## Your instructions:
Update the items from the start of the records up to and including the line containing "In FIG. 10, the conductor 50 is at (331, 21).", replacing "hoist" with "lift" and leaving all else unchanged. Omit the pictures from your answer.

>> START Given data

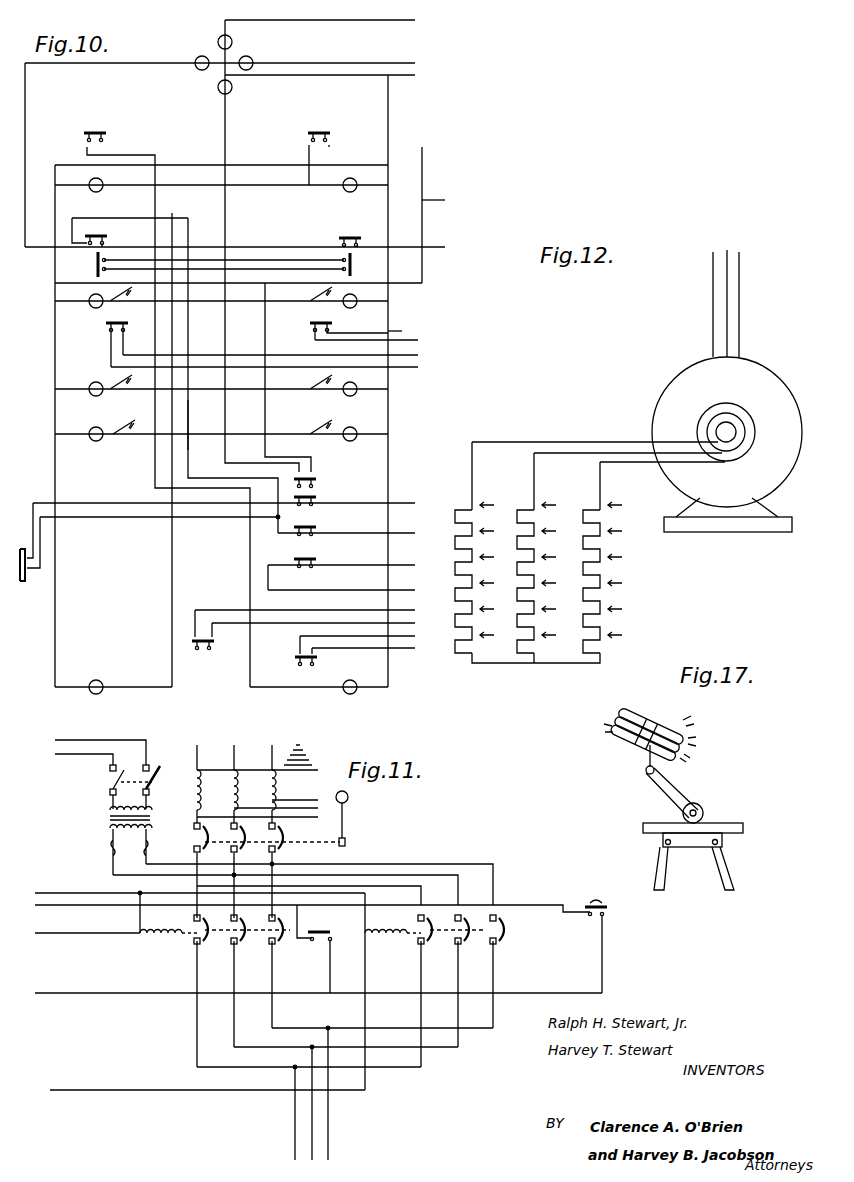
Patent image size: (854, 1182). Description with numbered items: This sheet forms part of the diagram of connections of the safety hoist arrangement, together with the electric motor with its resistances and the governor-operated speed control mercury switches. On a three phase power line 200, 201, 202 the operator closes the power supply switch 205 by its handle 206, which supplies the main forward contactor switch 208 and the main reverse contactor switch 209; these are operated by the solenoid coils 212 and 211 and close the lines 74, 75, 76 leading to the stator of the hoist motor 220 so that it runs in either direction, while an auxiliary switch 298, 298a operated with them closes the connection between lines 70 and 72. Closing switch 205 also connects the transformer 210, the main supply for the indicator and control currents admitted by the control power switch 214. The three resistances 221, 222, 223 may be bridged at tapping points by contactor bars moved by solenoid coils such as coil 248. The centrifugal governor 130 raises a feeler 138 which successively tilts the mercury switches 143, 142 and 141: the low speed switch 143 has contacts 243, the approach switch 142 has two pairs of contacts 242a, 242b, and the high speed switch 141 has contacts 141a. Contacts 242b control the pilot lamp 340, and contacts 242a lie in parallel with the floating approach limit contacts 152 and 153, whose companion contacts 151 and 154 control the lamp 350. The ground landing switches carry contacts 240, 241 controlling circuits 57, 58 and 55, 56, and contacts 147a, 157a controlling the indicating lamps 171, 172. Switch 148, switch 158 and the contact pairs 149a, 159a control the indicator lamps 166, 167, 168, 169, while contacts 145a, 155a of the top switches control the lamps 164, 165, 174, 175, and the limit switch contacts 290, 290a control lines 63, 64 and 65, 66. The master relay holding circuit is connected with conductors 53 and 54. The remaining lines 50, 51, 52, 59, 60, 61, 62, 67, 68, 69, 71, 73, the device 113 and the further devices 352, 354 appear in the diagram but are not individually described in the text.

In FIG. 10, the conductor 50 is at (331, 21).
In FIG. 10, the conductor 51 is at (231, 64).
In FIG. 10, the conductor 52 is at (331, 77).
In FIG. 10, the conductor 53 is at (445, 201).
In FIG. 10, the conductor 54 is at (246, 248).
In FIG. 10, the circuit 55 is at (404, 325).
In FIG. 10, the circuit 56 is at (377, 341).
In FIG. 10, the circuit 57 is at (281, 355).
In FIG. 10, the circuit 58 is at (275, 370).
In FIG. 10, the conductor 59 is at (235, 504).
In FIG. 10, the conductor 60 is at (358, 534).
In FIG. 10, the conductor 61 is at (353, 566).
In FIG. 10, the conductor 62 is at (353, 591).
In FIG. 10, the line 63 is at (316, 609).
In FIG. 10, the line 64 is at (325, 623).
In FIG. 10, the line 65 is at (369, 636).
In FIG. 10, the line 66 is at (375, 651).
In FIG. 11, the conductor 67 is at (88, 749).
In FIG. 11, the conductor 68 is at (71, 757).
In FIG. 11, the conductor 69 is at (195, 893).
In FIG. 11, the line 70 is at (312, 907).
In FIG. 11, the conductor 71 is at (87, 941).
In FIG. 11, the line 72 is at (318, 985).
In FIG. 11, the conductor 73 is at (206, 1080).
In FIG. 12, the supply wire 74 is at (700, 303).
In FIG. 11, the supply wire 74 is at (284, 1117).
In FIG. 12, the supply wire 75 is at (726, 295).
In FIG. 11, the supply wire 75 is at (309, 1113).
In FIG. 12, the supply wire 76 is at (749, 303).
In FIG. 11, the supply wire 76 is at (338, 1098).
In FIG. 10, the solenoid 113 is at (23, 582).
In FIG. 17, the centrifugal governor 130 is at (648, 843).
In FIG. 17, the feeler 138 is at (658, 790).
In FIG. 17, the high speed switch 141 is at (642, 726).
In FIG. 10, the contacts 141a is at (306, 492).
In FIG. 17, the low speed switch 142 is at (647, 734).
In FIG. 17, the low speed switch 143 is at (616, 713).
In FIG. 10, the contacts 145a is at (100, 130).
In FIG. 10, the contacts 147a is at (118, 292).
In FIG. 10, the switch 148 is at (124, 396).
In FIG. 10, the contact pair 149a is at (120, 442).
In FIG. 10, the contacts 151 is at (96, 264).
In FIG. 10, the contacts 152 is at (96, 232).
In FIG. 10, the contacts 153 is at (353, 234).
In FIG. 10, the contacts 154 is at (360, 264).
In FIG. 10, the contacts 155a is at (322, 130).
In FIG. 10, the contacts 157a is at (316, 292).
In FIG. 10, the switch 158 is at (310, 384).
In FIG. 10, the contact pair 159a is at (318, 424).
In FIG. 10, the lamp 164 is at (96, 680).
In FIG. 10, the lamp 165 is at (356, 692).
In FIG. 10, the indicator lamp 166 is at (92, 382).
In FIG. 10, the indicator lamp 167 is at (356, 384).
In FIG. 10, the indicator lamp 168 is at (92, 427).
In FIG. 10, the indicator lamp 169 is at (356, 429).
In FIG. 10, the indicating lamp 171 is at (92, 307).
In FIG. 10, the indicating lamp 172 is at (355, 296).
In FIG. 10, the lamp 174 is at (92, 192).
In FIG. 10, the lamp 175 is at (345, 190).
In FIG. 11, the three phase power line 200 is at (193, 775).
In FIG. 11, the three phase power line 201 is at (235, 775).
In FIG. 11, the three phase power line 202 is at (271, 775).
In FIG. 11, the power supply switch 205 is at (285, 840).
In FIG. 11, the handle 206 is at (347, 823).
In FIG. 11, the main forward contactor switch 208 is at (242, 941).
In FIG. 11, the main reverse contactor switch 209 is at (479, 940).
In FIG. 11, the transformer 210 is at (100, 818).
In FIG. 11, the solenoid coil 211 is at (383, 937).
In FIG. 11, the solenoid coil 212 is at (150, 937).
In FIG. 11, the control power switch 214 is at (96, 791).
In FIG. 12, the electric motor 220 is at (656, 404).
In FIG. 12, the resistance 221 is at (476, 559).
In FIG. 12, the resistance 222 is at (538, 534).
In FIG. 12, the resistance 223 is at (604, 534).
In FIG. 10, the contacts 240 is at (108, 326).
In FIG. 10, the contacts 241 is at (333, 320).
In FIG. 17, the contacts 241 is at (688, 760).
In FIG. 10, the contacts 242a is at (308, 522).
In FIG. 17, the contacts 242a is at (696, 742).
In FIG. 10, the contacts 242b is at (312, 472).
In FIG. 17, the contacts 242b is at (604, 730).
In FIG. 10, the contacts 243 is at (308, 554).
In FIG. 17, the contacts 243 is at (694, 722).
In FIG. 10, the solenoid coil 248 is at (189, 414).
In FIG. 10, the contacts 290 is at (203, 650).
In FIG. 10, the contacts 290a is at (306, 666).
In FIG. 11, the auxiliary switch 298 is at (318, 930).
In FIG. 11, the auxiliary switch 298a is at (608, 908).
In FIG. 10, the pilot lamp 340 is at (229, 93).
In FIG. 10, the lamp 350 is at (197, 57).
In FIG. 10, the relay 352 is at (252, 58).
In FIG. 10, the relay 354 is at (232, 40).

>> END Given data

## Solution for this exercise:
Patent image size: (854, 1182). Description with numbered items: This sheet forms part of the diagram of connections of the safety lift arrangement, together with the electric motor with its resistances and the governor-operated speed control mercury switches. On a three phase power line 200, 201, 202 the operator closes the power supply switch 205 by its handle 206, which supplies the main forward contactor switch 208 and the main reverse contactor switch 209; these are operated by the solenoid coils 212 and 211 and close the lines 74, 75, 76 leading to the stator of the lift motor 220 so that it runs in either direction, while an auxiliary switch 298, 298a operated with them closes the connection between lines 70 and 72. Closing switch 205 also connects the transformer 210, the main supply for the indicator and control currents admitted by the control power switch 214. The three resistances 221, 222, 223 may be bridged at tapping points by contactor bars moved by solenoid coils such as coil 248. The centrifugal governor 130 raises a feeler 138 which successively tilts the mercury switches 143, 142 and 141: the low speed switch 143 has contacts 243, the approach switch 142 has two pairs of contacts 242a, 242b, and the high speed switch 141 has contacts 141a. Contacts 242b control the pilot lamp 340, and contacts 242a lie in parallel with the floating approach limit contacts 152 and 153, whose companion contacts 151 and 154 control the lamp 350. The ground landing switches carry contacts 240, 241 controlling circuits 57, 58 and 55, 56, and contacts 147a, 157a controlling the indicating lamps 171, 172. Switch 148, switch 158 and the contact pairs 149a, 159a control the indicator lamps 166, 167, 168, 169, while contacts 145a, 155a of the top switches control the lamps 164, 165, 174, 175, and the limit switch contacts 290, 290a control lines 63, 64 and 65, 66. The master relay holding circuit is connected with conductors 53 and 54. The remaining lines 50, 51, 52, 59, 60, 61, 62, 67, 68, 69, 71, 73, the device 113 and the further devices 352, 354 appear in the diagram but are not individually described in the text.

In FIG. 10, the conductor 50 is at (331, 21).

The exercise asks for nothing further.